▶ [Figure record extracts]

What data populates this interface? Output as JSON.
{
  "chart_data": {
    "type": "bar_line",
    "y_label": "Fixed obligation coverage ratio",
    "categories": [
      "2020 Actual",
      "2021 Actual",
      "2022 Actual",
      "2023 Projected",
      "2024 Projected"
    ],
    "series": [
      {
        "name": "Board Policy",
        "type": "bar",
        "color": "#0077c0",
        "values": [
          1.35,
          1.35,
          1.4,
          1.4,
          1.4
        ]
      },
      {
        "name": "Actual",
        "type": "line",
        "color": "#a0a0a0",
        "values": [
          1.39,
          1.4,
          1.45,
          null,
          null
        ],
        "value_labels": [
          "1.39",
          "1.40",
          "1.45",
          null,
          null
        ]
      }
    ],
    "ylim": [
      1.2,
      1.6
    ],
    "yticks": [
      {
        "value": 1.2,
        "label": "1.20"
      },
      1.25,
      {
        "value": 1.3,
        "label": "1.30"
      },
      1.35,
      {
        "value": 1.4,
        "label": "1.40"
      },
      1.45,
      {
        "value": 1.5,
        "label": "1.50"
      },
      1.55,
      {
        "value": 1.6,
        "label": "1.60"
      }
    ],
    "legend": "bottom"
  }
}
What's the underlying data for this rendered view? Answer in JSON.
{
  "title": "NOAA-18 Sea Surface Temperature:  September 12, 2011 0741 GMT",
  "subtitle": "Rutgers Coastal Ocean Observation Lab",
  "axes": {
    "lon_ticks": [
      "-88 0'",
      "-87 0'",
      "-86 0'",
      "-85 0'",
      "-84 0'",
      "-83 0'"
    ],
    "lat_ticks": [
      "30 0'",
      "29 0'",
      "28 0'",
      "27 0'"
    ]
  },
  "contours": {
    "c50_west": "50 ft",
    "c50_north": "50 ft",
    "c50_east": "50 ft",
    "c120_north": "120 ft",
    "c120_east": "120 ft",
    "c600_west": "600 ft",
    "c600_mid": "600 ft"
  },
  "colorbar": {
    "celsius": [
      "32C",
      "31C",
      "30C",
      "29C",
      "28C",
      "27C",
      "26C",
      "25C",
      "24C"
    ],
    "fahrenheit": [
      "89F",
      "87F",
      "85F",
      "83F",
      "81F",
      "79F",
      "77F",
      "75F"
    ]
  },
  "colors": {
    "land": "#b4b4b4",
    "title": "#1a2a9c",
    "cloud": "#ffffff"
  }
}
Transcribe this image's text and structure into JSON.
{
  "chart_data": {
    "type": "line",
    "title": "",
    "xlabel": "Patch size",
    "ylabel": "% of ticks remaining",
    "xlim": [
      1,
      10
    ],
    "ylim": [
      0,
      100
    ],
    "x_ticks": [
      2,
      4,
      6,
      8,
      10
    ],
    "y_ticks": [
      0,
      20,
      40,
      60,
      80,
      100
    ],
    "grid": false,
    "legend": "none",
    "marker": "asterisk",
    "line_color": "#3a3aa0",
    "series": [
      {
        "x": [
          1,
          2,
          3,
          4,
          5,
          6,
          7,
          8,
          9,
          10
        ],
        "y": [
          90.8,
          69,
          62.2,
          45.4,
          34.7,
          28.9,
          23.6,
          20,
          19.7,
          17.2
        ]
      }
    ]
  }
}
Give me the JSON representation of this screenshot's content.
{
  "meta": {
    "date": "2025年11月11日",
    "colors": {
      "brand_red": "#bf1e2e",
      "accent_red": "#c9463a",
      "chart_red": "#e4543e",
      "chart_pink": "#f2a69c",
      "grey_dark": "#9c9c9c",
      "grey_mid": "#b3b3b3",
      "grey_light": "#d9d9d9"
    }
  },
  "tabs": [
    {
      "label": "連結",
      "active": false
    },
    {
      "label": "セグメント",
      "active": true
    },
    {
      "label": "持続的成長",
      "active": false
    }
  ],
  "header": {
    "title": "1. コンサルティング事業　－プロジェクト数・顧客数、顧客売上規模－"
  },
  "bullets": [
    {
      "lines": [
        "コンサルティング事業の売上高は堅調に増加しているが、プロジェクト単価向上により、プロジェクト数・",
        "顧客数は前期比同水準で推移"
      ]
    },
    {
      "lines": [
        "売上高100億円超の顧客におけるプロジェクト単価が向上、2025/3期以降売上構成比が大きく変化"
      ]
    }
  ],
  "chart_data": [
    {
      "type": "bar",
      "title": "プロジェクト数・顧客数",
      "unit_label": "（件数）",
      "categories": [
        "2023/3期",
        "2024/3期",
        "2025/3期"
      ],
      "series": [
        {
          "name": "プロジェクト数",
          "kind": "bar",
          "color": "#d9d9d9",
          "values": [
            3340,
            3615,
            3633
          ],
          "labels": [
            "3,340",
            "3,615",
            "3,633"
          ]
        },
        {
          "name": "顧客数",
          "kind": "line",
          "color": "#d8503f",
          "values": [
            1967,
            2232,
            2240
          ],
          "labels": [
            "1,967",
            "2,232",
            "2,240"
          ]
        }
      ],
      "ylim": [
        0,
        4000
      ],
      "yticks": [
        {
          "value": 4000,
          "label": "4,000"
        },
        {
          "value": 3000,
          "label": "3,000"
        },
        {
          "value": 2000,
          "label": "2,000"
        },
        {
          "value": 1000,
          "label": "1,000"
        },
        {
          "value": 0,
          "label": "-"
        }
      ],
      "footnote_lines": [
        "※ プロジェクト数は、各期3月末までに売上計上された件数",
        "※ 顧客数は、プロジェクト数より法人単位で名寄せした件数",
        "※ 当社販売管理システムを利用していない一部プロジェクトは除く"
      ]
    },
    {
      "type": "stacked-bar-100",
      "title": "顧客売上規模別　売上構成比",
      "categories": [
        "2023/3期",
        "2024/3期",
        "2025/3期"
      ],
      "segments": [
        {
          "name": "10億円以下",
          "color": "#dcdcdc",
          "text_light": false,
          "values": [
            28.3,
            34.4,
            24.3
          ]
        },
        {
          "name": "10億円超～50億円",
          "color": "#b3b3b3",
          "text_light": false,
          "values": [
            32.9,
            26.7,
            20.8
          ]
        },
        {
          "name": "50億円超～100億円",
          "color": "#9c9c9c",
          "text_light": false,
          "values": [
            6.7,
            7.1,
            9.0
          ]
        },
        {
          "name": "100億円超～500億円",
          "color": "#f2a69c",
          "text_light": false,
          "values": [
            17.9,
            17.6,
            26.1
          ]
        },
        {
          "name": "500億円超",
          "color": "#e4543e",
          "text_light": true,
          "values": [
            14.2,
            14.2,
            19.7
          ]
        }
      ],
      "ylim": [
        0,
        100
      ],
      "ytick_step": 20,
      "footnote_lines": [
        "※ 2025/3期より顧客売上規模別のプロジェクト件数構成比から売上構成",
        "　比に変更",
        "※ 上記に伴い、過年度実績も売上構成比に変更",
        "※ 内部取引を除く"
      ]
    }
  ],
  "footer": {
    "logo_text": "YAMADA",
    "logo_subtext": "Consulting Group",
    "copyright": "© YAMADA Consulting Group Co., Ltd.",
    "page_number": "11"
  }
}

▶ [Exercise]
Which lines include the word "Consulting"? List them all.

▶ [Exercise response]
    "logo_subtext": "Consulting Group",
    "copyright": "© YAMADA Consulting Group Co., Ltd.",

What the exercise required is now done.